# [DATA ENTRIES]
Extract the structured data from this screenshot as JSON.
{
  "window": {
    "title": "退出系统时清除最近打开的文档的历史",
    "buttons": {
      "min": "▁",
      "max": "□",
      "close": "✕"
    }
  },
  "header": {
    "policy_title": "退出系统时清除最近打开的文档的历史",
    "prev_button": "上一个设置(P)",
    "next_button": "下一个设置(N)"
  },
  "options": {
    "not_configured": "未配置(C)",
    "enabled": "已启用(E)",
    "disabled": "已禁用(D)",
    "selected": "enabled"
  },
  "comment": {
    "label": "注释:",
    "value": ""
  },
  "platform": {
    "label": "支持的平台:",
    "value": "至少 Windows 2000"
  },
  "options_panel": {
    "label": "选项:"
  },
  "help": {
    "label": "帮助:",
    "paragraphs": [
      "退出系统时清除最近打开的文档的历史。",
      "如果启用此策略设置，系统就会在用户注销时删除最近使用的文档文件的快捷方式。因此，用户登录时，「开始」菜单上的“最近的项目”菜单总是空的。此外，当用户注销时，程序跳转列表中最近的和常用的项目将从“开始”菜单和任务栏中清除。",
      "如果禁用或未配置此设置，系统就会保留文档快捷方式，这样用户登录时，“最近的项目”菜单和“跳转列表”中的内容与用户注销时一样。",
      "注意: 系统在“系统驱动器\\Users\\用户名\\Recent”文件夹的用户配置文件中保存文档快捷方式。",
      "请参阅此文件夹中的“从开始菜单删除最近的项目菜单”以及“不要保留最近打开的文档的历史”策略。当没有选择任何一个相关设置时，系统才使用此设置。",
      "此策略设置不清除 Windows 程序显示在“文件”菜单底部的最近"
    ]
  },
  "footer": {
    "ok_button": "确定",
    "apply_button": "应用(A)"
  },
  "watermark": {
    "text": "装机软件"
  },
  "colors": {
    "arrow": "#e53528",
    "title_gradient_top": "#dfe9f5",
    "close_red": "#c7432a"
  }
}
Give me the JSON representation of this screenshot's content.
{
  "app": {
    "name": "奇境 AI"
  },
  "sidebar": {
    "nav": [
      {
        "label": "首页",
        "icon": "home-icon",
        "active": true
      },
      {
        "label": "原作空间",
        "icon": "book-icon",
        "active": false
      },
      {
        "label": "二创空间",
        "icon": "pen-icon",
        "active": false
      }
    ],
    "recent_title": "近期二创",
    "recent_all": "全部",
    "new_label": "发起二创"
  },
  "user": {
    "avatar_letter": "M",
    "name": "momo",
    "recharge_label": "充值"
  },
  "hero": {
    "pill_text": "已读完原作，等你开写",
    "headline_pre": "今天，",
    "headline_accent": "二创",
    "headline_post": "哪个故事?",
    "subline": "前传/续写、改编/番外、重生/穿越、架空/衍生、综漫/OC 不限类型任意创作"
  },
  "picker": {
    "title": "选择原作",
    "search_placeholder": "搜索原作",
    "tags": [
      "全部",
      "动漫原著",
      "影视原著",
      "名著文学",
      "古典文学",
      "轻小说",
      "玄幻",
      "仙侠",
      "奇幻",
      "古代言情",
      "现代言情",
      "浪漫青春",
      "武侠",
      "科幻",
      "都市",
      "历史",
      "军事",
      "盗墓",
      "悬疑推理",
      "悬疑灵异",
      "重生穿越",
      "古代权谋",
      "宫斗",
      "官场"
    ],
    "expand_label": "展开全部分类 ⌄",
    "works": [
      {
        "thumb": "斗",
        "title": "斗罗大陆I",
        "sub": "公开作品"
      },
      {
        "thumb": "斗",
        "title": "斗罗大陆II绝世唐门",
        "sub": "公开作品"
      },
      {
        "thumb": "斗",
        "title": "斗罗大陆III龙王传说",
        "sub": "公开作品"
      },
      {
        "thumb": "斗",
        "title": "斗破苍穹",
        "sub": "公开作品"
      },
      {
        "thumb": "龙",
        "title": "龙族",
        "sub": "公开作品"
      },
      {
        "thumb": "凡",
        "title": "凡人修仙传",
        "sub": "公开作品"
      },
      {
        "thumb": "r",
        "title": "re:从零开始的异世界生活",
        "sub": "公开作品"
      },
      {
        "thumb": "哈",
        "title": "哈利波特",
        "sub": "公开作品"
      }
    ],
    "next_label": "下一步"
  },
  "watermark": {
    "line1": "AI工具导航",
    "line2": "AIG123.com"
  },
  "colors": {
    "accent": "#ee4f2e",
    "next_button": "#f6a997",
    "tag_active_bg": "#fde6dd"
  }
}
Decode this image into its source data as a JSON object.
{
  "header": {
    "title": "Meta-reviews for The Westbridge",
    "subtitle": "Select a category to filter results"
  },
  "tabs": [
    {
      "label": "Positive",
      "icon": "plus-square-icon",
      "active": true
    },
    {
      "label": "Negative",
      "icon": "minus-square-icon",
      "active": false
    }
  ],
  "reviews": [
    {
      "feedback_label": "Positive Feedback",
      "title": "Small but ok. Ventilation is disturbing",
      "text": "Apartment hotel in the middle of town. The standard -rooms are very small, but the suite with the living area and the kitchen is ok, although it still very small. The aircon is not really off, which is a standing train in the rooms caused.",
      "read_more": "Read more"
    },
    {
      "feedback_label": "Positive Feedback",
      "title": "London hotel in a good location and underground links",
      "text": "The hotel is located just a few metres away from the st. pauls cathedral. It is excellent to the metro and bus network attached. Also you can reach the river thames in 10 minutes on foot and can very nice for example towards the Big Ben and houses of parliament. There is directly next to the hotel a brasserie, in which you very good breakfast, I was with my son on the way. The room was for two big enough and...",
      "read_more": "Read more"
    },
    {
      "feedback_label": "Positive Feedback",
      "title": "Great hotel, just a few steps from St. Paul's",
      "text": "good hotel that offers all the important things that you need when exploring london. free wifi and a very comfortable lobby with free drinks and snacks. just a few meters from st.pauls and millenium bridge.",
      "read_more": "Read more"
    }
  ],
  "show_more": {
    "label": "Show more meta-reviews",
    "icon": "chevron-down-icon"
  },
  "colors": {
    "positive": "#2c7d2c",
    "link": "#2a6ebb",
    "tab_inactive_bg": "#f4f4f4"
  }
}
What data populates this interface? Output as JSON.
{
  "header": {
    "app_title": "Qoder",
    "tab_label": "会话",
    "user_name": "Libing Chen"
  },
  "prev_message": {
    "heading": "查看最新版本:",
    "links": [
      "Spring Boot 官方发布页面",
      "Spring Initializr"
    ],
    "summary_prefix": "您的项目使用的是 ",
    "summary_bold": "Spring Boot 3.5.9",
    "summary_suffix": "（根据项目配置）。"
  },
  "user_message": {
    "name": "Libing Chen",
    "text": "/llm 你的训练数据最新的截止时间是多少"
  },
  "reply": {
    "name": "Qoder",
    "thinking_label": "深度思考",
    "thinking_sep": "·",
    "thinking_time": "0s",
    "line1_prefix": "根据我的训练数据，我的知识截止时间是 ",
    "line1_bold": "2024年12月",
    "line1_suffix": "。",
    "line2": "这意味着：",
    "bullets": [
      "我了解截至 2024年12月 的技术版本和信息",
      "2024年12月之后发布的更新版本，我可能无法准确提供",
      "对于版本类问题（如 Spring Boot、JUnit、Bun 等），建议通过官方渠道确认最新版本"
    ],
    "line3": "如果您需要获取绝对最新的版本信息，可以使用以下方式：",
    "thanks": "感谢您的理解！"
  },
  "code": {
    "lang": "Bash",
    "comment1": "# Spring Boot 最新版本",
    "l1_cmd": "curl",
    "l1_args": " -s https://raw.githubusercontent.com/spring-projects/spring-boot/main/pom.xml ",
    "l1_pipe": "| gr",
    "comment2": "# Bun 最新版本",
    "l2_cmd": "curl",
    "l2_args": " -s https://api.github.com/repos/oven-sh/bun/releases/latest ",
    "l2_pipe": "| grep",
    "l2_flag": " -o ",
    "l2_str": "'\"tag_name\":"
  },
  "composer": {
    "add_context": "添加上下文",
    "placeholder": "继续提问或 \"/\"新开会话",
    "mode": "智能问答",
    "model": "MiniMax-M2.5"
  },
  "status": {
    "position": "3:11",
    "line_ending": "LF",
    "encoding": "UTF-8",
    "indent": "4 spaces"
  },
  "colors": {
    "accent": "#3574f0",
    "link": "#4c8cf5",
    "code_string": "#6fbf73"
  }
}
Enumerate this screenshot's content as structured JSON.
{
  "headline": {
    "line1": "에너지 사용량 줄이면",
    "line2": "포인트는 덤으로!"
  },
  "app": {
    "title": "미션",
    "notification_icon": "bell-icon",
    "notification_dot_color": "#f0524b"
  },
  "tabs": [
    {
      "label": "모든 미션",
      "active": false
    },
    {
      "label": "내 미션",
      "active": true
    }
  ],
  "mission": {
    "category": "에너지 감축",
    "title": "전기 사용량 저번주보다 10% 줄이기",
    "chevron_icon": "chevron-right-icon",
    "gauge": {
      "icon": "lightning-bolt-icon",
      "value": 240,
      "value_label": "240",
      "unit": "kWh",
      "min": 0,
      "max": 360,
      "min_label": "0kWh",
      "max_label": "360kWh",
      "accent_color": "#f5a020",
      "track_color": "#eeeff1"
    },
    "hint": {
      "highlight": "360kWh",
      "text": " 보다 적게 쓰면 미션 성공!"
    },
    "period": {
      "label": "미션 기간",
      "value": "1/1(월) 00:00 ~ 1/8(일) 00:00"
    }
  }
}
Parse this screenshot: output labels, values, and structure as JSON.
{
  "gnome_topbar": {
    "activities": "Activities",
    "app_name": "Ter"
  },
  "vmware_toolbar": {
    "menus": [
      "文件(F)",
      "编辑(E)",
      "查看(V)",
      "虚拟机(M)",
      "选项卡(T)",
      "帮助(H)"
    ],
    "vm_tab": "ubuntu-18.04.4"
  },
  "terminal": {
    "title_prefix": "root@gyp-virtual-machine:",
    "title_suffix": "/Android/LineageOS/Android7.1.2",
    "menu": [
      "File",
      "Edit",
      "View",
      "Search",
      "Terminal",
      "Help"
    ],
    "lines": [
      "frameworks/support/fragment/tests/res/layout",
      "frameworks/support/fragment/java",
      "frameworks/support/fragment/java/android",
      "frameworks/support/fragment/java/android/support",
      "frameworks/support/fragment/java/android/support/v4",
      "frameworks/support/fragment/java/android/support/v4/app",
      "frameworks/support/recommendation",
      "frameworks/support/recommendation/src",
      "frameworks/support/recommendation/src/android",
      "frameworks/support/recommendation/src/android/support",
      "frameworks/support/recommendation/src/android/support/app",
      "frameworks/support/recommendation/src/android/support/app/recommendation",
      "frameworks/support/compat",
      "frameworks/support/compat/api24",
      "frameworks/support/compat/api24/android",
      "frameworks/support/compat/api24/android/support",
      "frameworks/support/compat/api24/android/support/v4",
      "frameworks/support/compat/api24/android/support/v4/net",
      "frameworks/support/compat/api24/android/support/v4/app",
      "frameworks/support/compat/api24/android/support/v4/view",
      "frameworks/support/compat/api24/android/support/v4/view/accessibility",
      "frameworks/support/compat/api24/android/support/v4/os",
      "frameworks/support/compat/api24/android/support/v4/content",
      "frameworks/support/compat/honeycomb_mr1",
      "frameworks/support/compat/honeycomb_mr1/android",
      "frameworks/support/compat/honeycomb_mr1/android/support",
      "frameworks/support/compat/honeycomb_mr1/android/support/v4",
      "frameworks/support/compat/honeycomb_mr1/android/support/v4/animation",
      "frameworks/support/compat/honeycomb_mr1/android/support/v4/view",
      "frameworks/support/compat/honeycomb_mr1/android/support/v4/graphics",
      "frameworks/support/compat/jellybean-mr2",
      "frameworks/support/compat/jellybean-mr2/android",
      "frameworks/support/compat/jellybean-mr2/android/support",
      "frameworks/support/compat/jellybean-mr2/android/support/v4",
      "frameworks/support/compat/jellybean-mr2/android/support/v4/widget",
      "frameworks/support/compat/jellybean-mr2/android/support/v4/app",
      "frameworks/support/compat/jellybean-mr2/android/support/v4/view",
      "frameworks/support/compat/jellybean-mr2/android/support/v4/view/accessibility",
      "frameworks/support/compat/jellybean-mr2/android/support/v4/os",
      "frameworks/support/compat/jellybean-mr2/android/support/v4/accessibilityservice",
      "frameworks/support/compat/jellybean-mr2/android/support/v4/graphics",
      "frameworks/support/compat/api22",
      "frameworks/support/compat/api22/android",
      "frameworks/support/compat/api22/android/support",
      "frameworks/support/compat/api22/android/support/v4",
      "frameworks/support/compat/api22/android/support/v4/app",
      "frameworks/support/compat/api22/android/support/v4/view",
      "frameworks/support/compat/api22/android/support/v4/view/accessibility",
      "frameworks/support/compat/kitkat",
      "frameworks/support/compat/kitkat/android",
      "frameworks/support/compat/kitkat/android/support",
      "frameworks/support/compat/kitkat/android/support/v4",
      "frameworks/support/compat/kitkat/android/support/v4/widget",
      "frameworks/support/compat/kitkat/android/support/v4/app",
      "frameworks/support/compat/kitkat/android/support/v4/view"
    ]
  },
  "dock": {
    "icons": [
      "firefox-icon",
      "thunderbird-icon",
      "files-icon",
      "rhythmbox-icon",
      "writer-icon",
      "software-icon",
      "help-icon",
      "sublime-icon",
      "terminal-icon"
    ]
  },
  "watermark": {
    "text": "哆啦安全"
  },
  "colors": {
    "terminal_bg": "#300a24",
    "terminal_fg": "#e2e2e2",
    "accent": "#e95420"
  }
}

# [PROBLEM STATEMENT]
From the listing above, copy every line that includes the word "Libing".

# [PROBLEM SOLUTION]
    "user_name": "Libing Chen"
    "name": "Libing Chen",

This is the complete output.